>> START

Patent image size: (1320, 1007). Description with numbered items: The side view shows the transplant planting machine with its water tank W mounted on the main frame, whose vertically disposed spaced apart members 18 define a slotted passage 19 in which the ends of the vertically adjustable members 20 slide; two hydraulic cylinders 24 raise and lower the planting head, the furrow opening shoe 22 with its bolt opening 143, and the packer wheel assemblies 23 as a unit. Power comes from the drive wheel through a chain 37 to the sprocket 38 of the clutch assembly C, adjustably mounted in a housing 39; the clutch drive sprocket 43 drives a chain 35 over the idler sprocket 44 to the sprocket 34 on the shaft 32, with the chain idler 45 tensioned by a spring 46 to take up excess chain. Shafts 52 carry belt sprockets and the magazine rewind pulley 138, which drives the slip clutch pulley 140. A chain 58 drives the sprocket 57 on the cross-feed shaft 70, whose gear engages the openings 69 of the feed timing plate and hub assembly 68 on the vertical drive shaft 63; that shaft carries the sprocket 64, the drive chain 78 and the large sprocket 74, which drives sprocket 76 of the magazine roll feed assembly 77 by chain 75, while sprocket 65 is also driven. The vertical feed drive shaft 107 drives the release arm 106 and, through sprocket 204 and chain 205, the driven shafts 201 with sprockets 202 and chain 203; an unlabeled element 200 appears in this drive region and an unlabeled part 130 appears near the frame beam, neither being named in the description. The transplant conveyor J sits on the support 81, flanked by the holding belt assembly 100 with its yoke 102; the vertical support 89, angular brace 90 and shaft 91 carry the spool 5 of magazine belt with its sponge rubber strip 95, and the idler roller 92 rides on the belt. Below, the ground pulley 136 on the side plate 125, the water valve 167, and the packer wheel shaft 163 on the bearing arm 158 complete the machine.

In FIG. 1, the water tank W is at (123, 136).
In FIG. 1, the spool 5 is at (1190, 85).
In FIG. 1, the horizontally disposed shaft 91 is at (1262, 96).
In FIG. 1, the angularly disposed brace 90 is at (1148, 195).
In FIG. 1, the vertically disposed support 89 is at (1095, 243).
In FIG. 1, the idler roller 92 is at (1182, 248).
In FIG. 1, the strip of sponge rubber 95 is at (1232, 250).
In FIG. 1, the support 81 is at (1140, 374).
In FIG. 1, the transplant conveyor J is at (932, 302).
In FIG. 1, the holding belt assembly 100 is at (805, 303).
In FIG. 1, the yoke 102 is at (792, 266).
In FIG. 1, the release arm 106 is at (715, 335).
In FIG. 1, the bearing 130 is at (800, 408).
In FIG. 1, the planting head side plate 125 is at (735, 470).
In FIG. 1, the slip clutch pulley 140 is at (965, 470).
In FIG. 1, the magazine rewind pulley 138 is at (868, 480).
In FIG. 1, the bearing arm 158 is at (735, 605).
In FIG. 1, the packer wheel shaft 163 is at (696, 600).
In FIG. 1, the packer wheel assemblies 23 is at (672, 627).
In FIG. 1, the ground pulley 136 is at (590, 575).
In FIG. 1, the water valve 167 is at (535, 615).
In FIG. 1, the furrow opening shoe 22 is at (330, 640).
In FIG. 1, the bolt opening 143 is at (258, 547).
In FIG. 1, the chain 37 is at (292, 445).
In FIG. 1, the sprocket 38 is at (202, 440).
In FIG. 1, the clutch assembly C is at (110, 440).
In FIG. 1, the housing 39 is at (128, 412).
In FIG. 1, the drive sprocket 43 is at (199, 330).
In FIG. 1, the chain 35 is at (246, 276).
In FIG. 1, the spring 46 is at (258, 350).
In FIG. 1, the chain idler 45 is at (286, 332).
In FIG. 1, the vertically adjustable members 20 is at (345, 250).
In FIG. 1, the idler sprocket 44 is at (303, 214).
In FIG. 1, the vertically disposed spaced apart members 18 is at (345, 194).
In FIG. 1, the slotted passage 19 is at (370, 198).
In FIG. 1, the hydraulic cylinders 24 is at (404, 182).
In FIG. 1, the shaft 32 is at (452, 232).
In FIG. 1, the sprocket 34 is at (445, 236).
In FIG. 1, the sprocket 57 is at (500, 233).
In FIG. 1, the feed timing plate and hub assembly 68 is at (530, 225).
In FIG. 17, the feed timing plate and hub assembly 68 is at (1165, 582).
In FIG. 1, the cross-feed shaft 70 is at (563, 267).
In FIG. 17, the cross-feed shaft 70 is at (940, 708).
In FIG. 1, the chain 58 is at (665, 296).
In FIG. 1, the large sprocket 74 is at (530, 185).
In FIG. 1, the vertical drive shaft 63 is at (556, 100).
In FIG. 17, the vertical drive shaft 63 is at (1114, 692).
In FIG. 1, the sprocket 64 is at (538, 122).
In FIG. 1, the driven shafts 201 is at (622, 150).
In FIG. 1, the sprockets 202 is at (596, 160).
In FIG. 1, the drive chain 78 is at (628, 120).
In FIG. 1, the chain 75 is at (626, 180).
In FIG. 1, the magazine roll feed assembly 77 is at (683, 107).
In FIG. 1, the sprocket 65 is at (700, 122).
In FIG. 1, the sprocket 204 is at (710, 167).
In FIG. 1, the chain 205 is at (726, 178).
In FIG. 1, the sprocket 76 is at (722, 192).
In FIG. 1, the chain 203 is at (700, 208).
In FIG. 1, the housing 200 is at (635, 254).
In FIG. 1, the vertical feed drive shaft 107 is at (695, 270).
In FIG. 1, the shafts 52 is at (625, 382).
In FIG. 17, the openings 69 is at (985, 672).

>> END

◆ **EXERCISE DIRECTIONS**:
Count the lines of the records that contain the word "sponge" and reply with only the number.

◆ **WRITTEN ANSWER**:
2